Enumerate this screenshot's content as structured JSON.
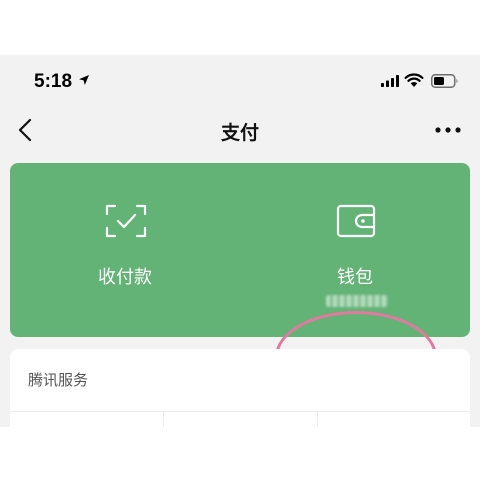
{
  "status_bar": {
    "time": "5:18"
  },
  "nav": {
    "title": "支付"
  },
  "payment_card": {
    "background_color": "#63b276",
    "actions": [
      {
        "label": "收付款",
        "icon": "scan-qr-icon"
      },
      {
        "label": "钱包",
        "icon": "wallet-icon"
      }
    ]
  },
  "services": {
    "title": "腾讯服务"
  }
}
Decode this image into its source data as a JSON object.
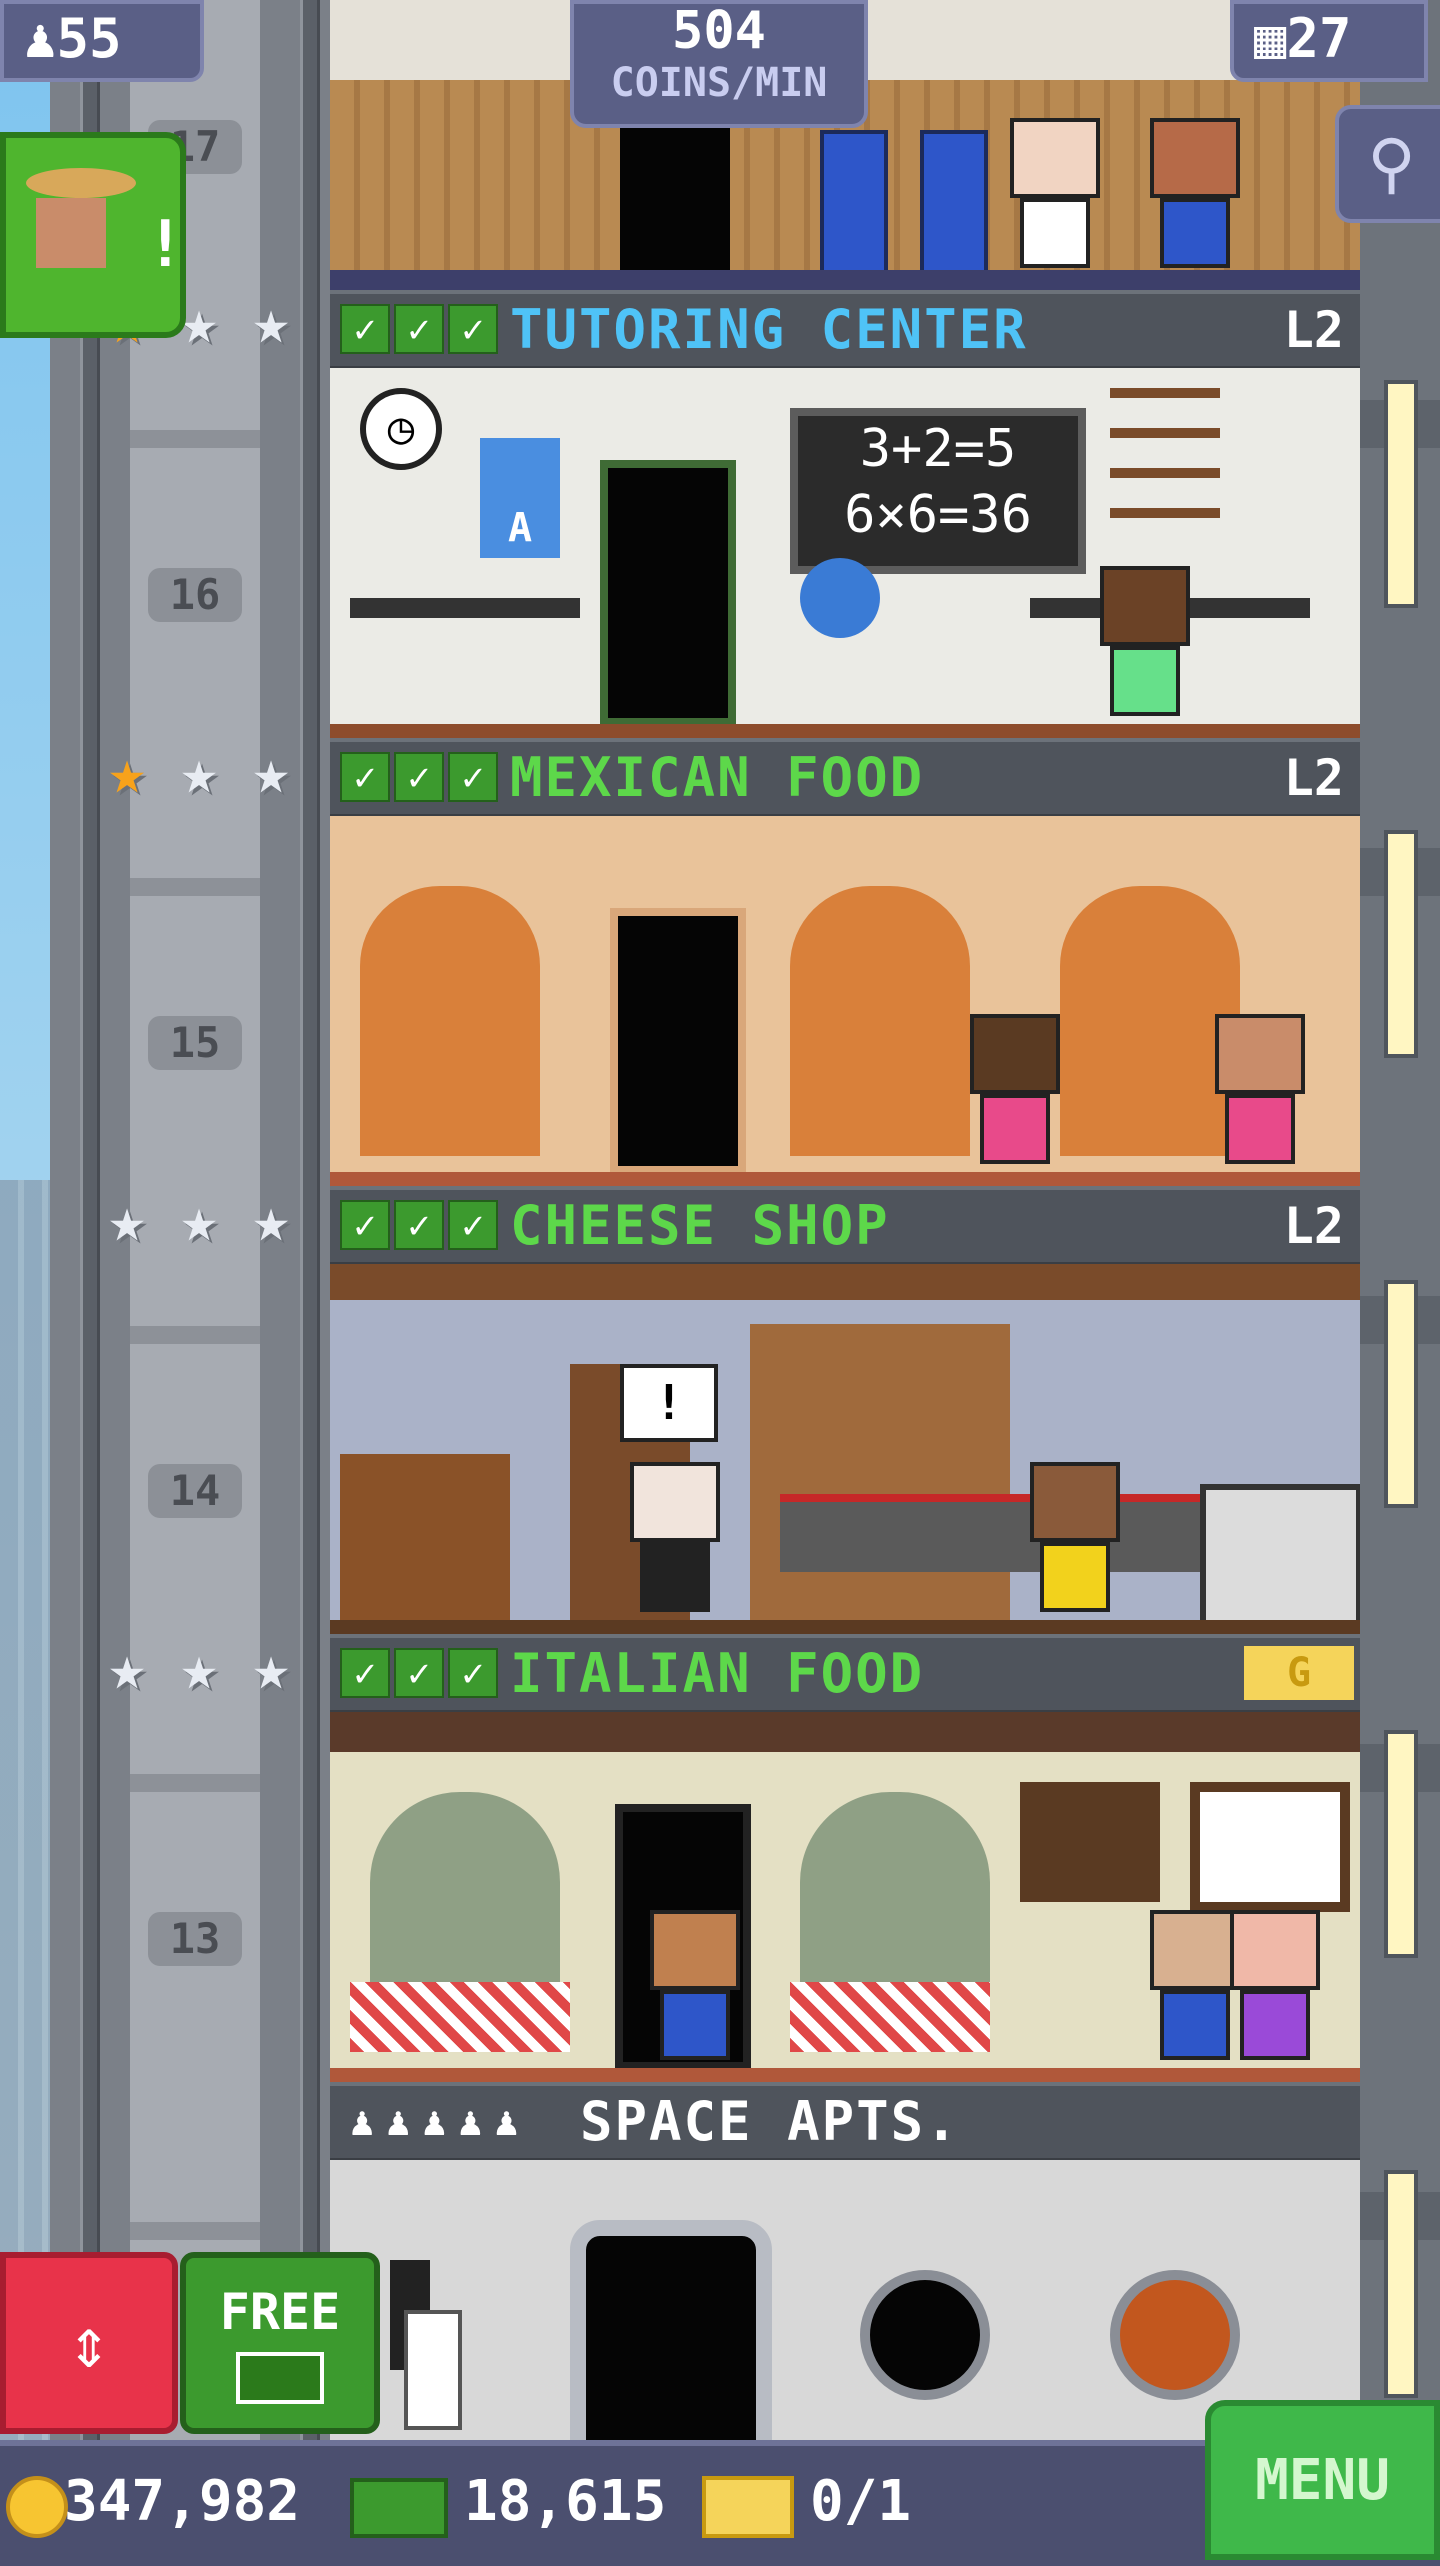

+++++

STATED TASK:
Pictures are excluded; repeat every record exactly.

RESULT OF THIS EXERCISE:
Enumerate this screenshot's content as structured JSON.
{
  "status_bar": {
    "time": "5:18"
  },
  "nav": {
    "title": "支付"
  },
  "payment_card": {
    "background_color": "#63b276",
    "actions": [
      {
        "label": "收付款",
        "icon": "scan-qr-icon"
      },
      {
        "label": "钱包",
        "icon": "wallet-icon"
      }
    ]
  },
  "services": {
    "title": "腾讯服务"
  }
}
Decode this image into its source data as a JSON object.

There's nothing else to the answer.